# [DATASET ENTRIES]
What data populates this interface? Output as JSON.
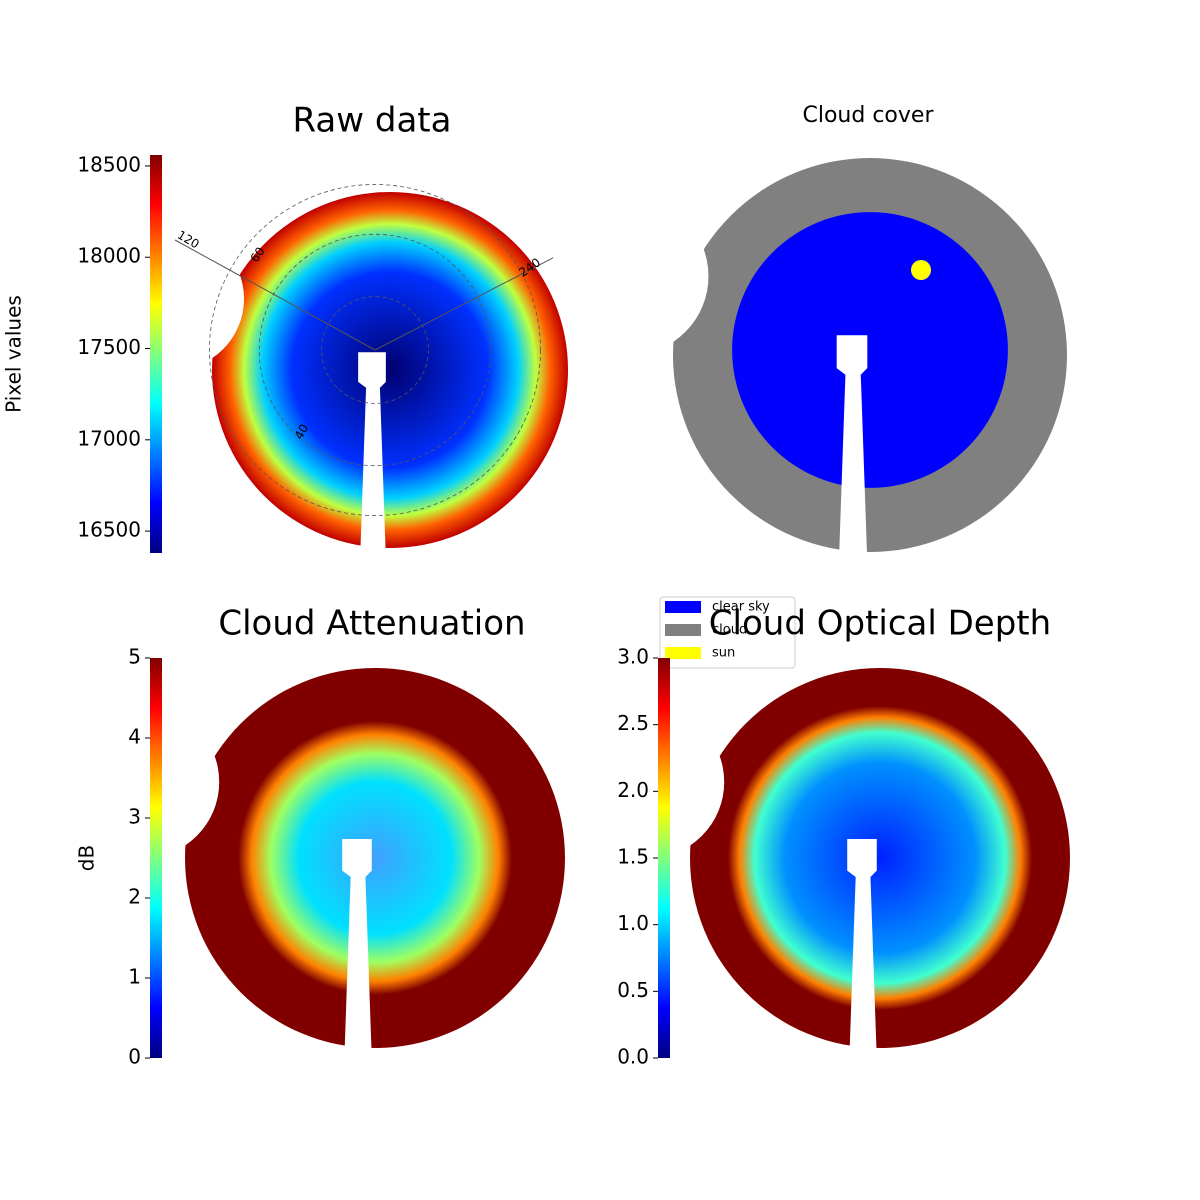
{
  "chart_data": [
    {
      "type": "image",
      "title": "Raw data",
      "colormap": "jet",
      "ylabel": "Pixel values",
      "ylim": [
        16380,
        18560
      ],
      "yticks": [
        16500,
        17000,
        17500,
        18000,
        18500
      ],
      "polar_labels": [
        "120",
        "60",
        "240",
        "40"
      ]
    },
    {
      "type": "image",
      "title": "Cloud cover",
      "legend": [
        {
          "name": "clear sky",
          "color": "#0000ff"
        },
        {
          "name": "cloud",
          "color": "#808080"
        },
        {
          "name": "sun",
          "color": "#ffff00"
        }
      ]
    },
    {
      "type": "image",
      "title": "Cloud Attenuation",
      "colormap": "jet",
      "ylabel": "dB",
      "ylim": [
        0,
        5
      ],
      "yticks": [
        0,
        1,
        2,
        3,
        4,
        5
      ]
    },
    {
      "type": "image",
      "title": "Cloud Optical Depth",
      "colormap": "jet",
      "ylim": [
        0,
        3
      ],
      "yticks": [
        {
          "value": 0,
          "label": "0.0"
        },
        {
          "value": 0.5,
          "label": "0.5"
        },
        {
          "value": 1,
          "label": "1.0"
        },
        {
          "value": 1.5,
          "label": "1.5"
        },
        {
          "value": 2,
          "label": "2.0"
        },
        {
          "value": 2.5,
          "label": "2.5"
        },
        {
          "value": 3,
          "label": "3.0"
        }
      ]
    }
  ]
}
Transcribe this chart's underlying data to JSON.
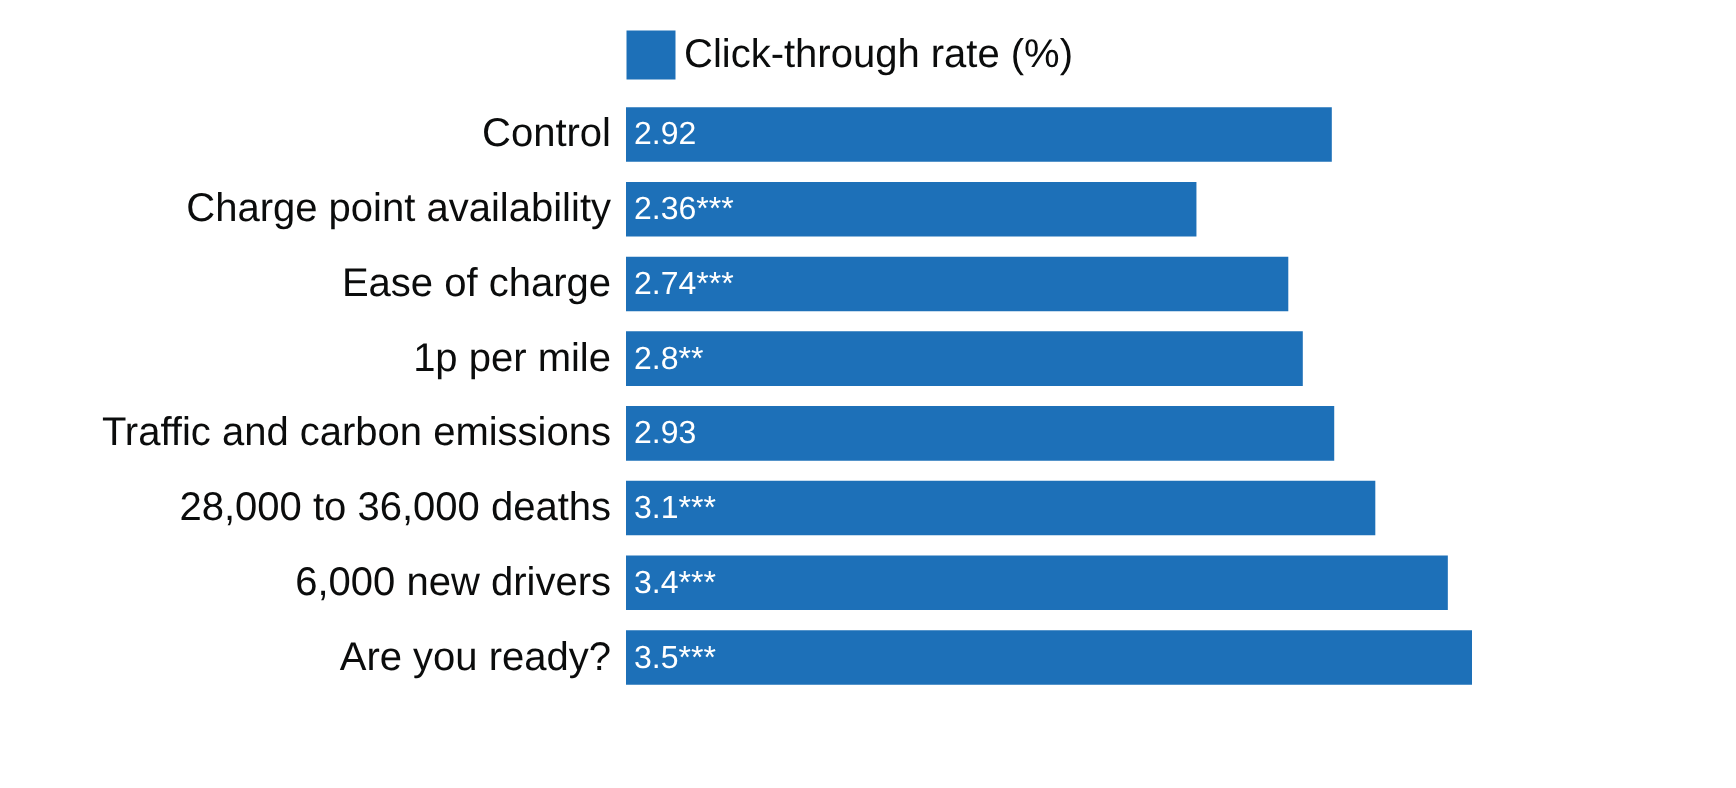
{
  "chart_data": {
    "type": "bar",
    "orientation": "horizontal",
    "categories": [
      "Control",
      "Charge point availability",
      "Ease of charge",
      "1p per mile",
      "Traffic and carbon emissions",
      "28,000 to 36,000 deaths",
      "6,000 new drivers",
      "Are you ready?"
    ],
    "series": [
      {
        "name": "Click-through rate (%)",
        "color": "#1d70b8",
        "values": [
          2.92,
          2.36,
          2.74,
          2.8,
          2.93,
          3.1,
          3.4,
          3.5
        ],
        "value_labels": [
          "2.92",
          "2.36***",
          "2.74***",
          "2.8**",
          "2.93",
          "3.1***",
          "3.4***",
          "3.5***"
        ]
      }
    ],
    "legend": "top",
    "grid": false
  }
}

# [STATED GOAL]
Show, from the listing above, each line that contains the word "JSON".

# [EXERCISE ANSWER]
What data populates this interface? Output as JSON.
Transcribe this chart's underlying data to JSON.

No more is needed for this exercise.